▶ **Problem statement**
Extract every record, keeping each one exactly as it is.

## START Extracted information

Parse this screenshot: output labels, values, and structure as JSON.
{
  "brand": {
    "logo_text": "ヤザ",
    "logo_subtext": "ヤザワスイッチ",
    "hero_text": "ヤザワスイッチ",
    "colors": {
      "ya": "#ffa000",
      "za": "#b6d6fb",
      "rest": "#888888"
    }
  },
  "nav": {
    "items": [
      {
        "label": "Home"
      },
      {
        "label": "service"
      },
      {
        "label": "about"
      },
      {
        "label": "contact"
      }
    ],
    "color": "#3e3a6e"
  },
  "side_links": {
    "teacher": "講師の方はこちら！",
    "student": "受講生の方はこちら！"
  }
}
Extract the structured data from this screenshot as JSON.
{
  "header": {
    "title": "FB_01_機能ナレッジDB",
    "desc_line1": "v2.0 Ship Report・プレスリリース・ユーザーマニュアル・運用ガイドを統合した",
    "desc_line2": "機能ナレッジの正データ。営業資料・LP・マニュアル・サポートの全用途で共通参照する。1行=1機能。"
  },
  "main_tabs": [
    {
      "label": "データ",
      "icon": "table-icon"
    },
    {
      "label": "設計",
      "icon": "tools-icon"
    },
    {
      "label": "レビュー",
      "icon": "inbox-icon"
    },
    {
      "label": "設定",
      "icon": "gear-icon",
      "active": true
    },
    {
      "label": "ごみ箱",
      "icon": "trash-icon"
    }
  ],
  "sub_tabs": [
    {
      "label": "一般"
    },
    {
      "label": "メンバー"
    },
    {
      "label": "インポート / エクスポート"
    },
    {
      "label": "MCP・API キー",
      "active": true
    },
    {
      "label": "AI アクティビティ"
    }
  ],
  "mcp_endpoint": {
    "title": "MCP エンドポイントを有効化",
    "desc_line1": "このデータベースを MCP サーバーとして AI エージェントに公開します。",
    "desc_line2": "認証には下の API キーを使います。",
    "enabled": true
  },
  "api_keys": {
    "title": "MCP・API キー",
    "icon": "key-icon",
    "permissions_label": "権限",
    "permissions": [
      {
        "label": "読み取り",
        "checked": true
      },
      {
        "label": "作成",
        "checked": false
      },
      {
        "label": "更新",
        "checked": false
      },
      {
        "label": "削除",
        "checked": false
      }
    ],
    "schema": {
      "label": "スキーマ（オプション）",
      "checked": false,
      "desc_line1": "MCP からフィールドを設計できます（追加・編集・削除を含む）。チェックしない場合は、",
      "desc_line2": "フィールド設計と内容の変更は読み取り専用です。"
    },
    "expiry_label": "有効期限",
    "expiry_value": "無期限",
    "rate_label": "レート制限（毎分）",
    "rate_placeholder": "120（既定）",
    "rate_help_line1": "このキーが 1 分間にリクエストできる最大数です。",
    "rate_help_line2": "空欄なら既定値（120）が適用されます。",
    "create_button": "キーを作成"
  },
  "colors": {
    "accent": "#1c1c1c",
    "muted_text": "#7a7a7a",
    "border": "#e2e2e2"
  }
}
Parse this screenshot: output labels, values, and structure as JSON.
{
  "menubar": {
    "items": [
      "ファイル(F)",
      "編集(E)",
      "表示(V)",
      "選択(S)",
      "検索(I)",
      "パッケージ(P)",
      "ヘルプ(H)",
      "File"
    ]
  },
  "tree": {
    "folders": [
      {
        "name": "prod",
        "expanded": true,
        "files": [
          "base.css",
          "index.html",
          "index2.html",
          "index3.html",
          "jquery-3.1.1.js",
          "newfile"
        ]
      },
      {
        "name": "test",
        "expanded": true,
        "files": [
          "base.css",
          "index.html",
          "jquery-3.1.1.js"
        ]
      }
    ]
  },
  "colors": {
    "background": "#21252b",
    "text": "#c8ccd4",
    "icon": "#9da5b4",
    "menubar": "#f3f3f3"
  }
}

## END Extracted information

▶ **Written solution**
Parse this screenshot: output labels, values, and structure as JSON.
{
  "brand": {
    "logo_text": "ヤザ",
    "logo_subtext": "ヤザワスイッチ",
    "hero_text": "ヤザワスイッチ",
    "colors": {
      "ya": "#ffa000",
      "za": "#b6d6fb",
      "rest": "#888888"
    }
  },
  "nav": {
    "items": [
      {
        "label": "Home"
      },
      {
        "label": "service"
      },
      {
        "label": "about"
      },
      {
        "label": "contact"
      }
    ],
    "color": "#3e3a6e"
  },
  "side_links": {
    "teacher": "講師の方はこちら！",
    "student": "受講生の方はこちら！"
  }
}
Extract the structured data from this screenshot as JSON.
{
  "header": {
    "title": "FB_01_機能ナレッジDB",
    "desc_line1": "v2.0 Ship Report・プレスリリース・ユーザーマニュアル・運用ガイドを統合した",
    "desc_line2": "機能ナレッジの正データ。営業資料・LP・マニュアル・サポートの全用途で共通参照する。1行=1機能。"
  },
  "main_tabs": [
    {
      "label": "データ",
      "icon": "table-icon"
    },
    {
      "label": "設計",
      "icon": "tools-icon"
    },
    {
      "label": "レビュー",
      "icon": "inbox-icon"
    },
    {
      "label": "設定",
      "icon": "gear-icon",
      "active": true
    },
    {
      "label": "ごみ箱",
      "icon": "trash-icon"
    }
  ],
  "sub_tabs": [
    {
      "label": "一般"
    },
    {
      "label": "メンバー"
    },
    {
      "label": "インポート / エクスポート"
    },
    {
      "label": "MCP・API キー",
      "active": true
    },
    {
      "label": "AI アクティビティ"
    }
  ],
  "mcp_endpoint": {
    "title": "MCP エンドポイントを有効化",
    "desc_line1": "このデータベースを MCP サーバーとして AI エージェントに公開します。",
    "desc_line2": "認証には下の API キーを使います。",
    "enabled": true
  },
  "api_keys": {
    "title": "MCP・API キー",
    "icon": "key-icon",
    "permissions_label": "権限",
    "permissions": [
      {
        "label": "読み取り",
        "checked": true
      },
      {
        "label": "作成",
        "checked": false
      },
      {
        "label": "更新",
        "checked": false
      },
      {
        "label": "削除",
        "checked": false
      }
    ],
    "schema": {
      "label": "スキーマ（オプション）",
      "checked": false,
      "desc_line1": "MCP からフィールドを設計できます（追加・編集・削除を含む）。チェックしない場合は、",
      "desc_line2": "フィールド設計と内容の変更は読み取り専用です。"
    },
    "expiry_label": "有効期限",
    "expiry_value": "無期限",
    "rate_label": "レート制限（毎分）",
    "rate_placeholder": "120（既定）",
    "rate_help_line1": "このキーが 1 分間にリクエストできる最大数です。",
    "rate_help_line2": "空欄なら既定値（120）が適用されます。",
    "create_button": "キーを作成"
  },
  "colors": {
    "accent": "#1c1c1c",
    "muted_text": "#7a7a7a",
    "border": "#e2e2e2"
  }
}
Parse this screenshot: output labels, values, and structure as JSON.
{
  "menubar": {
    "items": [
      "ファイル(F)",
      "編集(E)",
      "表示(V)",
      "選択(S)",
      "検索(I)",
      "パッケージ(P)",
      "ヘルプ(H)",
      "File"
    ]
  },
  "tree": {
    "folders": [
      {
        "name": "prod",
        "expanded": true,
        "files": [
          "base.css",
          "index.html",
          "index2.html",
          "index3.html",
          "jquery-3.1.1.js",
          "newfile"
        ]
      },
      {
        "name": "test",
        "expanded": true,
        "files": [
          "base.css",
          "index.html",
          "jquery-3.1.1.js"
        ]
      }
    ]
  },
  "colors": {
    "background": "#21252b",
    "text": "#c8ccd4",
    "icon": "#9da5b4",
    "menubar": "#f3f3f3"
  }
}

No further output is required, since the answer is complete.